Brief
The entries below contain pictures. Retype everything except those pictures, exactly as given.

--------------------------------

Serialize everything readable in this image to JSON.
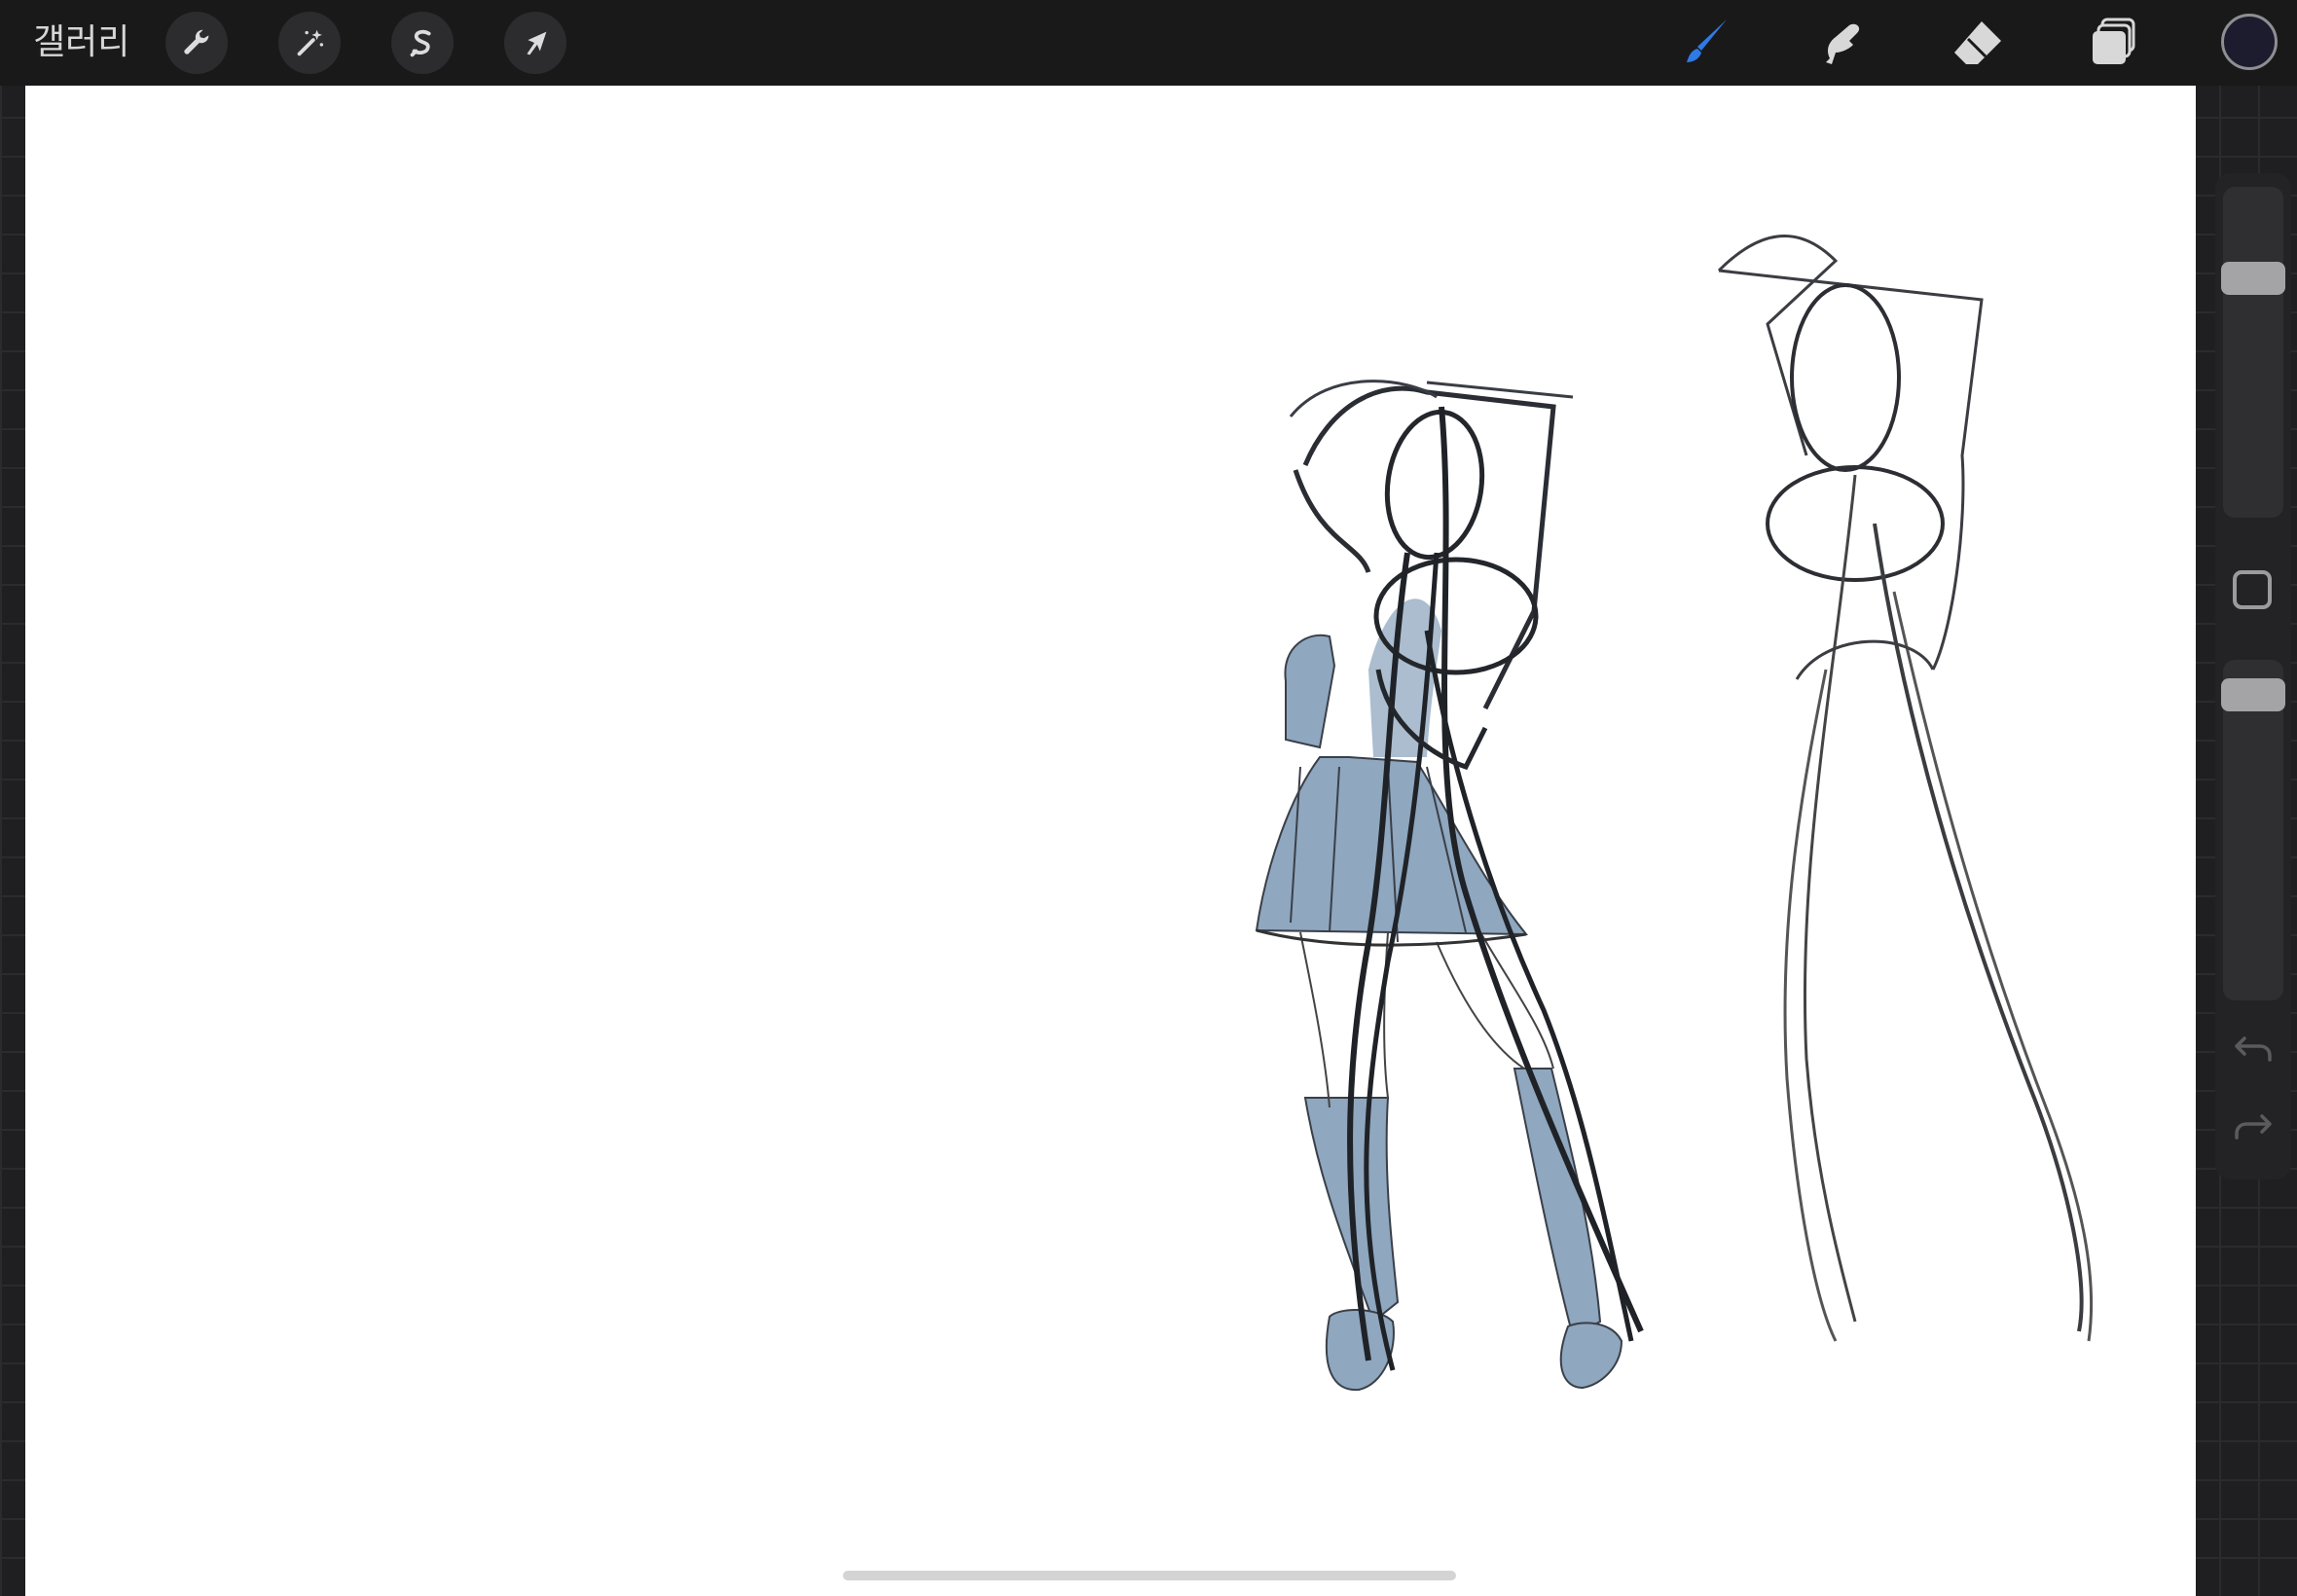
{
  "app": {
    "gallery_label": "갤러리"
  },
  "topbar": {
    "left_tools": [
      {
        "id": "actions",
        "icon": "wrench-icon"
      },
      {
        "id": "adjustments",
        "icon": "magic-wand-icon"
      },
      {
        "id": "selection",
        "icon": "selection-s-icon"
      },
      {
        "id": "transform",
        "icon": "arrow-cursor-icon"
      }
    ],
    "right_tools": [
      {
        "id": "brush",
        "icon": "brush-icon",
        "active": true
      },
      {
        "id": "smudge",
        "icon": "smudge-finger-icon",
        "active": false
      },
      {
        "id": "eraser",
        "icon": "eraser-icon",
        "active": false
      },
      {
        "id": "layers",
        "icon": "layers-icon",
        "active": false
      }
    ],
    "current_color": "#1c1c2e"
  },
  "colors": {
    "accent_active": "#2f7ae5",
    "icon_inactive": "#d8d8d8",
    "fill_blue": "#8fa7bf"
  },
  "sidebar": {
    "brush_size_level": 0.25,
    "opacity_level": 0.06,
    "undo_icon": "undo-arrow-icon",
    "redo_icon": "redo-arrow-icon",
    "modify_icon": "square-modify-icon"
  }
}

--------------------------------

Exercise response
Serialize everything readable in this image to JSON.
{
  "app": {
    "gallery_label": "갤러리"
  },
  "topbar": {
    "left_tools": [
      {
        "id": "actions",
        "icon": "wrench-icon"
      },
      {
        "id": "adjustments",
        "icon": "magic-wand-icon"
      },
      {
        "id": "selection",
        "icon": "selection-s-icon"
      },
      {
        "id": "transform",
        "icon": "arrow-cursor-icon"
      }
    ],
    "right_tools": [
      {
        "id": "brush",
        "icon": "brush-icon",
        "active": true
      },
      {
        "id": "smudge",
        "icon": "smudge-finger-icon",
        "active": false
      },
      {
        "id": "eraser",
        "icon": "eraser-icon",
        "active": false
      },
      {
        "id": "layers",
        "icon": "layers-icon",
        "active": false
      }
    ],
    "current_color": "#1c1c2e"
  },
  "colors": {
    "accent_active": "#2f7ae5",
    "icon_inactive": "#d8d8d8",
    "fill_blue": "#8fa7bf"
  },
  "sidebar": {
    "brush_size_level": 0.25,
    "opacity_level": 0.06,
    "undo_icon": "undo-arrow-icon",
    "redo_icon": "redo-arrow-icon",
    "modify_icon": "square-modify-icon"
  }
}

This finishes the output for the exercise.